Request =>
Write the listing out again, all of it, word for word.

[start Exercise data]

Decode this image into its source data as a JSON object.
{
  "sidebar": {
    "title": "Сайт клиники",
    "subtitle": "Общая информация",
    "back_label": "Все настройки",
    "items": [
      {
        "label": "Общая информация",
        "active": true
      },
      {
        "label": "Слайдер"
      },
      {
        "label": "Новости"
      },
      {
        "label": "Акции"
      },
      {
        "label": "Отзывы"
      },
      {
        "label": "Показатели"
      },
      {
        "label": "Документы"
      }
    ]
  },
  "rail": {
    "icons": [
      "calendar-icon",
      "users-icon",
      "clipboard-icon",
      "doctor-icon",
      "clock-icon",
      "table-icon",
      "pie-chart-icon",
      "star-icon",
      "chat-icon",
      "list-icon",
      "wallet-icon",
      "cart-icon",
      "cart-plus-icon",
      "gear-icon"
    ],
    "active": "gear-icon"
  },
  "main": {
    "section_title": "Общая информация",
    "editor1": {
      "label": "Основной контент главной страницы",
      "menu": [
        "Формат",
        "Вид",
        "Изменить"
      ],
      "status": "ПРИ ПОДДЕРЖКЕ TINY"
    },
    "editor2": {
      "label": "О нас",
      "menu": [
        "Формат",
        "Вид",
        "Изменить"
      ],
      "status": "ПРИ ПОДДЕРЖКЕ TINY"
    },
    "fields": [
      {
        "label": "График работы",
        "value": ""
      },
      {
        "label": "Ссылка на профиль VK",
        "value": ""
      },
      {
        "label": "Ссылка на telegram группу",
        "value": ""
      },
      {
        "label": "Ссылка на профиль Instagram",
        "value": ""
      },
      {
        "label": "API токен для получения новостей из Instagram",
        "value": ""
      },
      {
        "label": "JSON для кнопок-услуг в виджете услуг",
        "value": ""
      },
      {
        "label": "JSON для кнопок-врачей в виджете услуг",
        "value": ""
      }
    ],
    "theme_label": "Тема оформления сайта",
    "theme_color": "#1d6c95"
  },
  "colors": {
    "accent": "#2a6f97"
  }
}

[end Exercise data]

Answer to this problem =>
Decode this image into its source data as a JSON object.
{
  "sidebar": {
    "title": "Сайт клиники",
    "subtitle": "Общая информация",
    "back_label": "Все настройки",
    "items": [
      {
        "label": "Общая информация",
        "active": true
      },
      {
        "label": "Слайдер"
      },
      {
        "label": "Новости"
      },
      {
        "label": "Акции"
      },
      {
        "label": "Отзывы"
      },
      {
        "label": "Показатели"
      },
      {
        "label": "Документы"
      }
    ]
  },
  "rail": {
    "icons": [
      "calendar-icon",
      "users-icon",
      "clipboard-icon",
      "doctor-icon",
      "clock-icon",
      "table-icon",
      "pie-chart-icon",
      "star-icon",
      "chat-icon",
      "list-icon",
      "wallet-icon",
      "cart-icon",
      "cart-plus-icon",
      "gear-icon"
    ],
    "active": "gear-icon"
  },
  "main": {
    "section_title": "Общая информация",
    "editor1": {
      "label": "Основной контент главной страницы",
      "menu": [
        "Формат",
        "Вид",
        "Изменить"
      ],
      "status": "ПРИ ПОДДЕРЖКЕ TINY"
    },
    "editor2": {
      "label": "О нас",
      "menu": [
        "Формат",
        "Вид",
        "Изменить"
      ],
      "status": "ПРИ ПОДДЕРЖКЕ TINY"
    },
    "fields": [
      {
        "label": "График работы",
        "value": ""
      },
      {
        "label": "Ссылка на профиль VK",
        "value": ""
      },
      {
        "label": "Ссылка на telegram группу",
        "value": ""
      },
      {
        "label": "Ссылка на профиль Instagram",
        "value": ""
      },
      {
        "label": "API токен для получения новостей из Instagram",
        "value": ""
      },
      {
        "label": "JSON для кнопок-услуг в виджете услуг",
        "value": ""
      },
      {
        "label": "JSON для кнопок-врачей в виджете услуг",
        "value": ""
      }
    ],
    "theme_label": "Тема оформления сайта",
    "theme_color": "#1d6c95"
  },
  "colors": {
    "accent": "#2a6f97"
  }
}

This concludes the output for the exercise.